(EXERCISE INSTRUCTIONS):
Quote each line of the material verbatim, without the pictures.

(EXERCISE MATERIALS):
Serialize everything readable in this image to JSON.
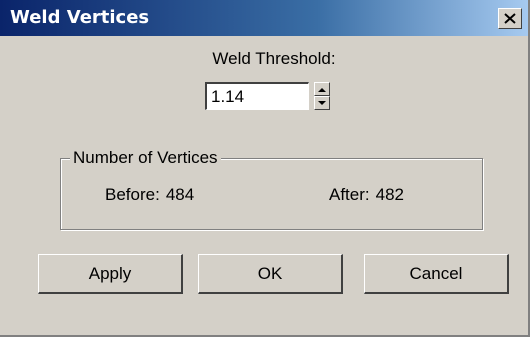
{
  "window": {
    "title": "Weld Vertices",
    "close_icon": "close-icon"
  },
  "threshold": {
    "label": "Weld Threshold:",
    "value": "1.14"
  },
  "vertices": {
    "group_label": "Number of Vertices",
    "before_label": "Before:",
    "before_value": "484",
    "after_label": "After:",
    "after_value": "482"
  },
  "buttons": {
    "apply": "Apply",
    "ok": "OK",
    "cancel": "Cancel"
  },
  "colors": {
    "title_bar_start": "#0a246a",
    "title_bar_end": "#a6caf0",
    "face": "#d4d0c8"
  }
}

(FINISHED ANSWER):
Serialize everything readable in this image to JSON.
{
  "window": {
    "title": "Weld Vertices",
    "close_icon": "close-icon"
  },
  "threshold": {
    "label": "Weld Threshold:",
    "value": "1.14"
  },
  "vertices": {
    "group_label": "Number of Vertices",
    "before_label": "Before:",
    "before_value": "484",
    "after_label": "After:",
    "after_value": "482"
  },
  "buttons": {
    "apply": "Apply",
    "ok": "OK",
    "cancel": "Cancel"
  },
  "colors": {
    "title_bar_start": "#0a246a",
    "title_bar_end": "#a6caf0",
    "face": "#d4d0c8"
  }
}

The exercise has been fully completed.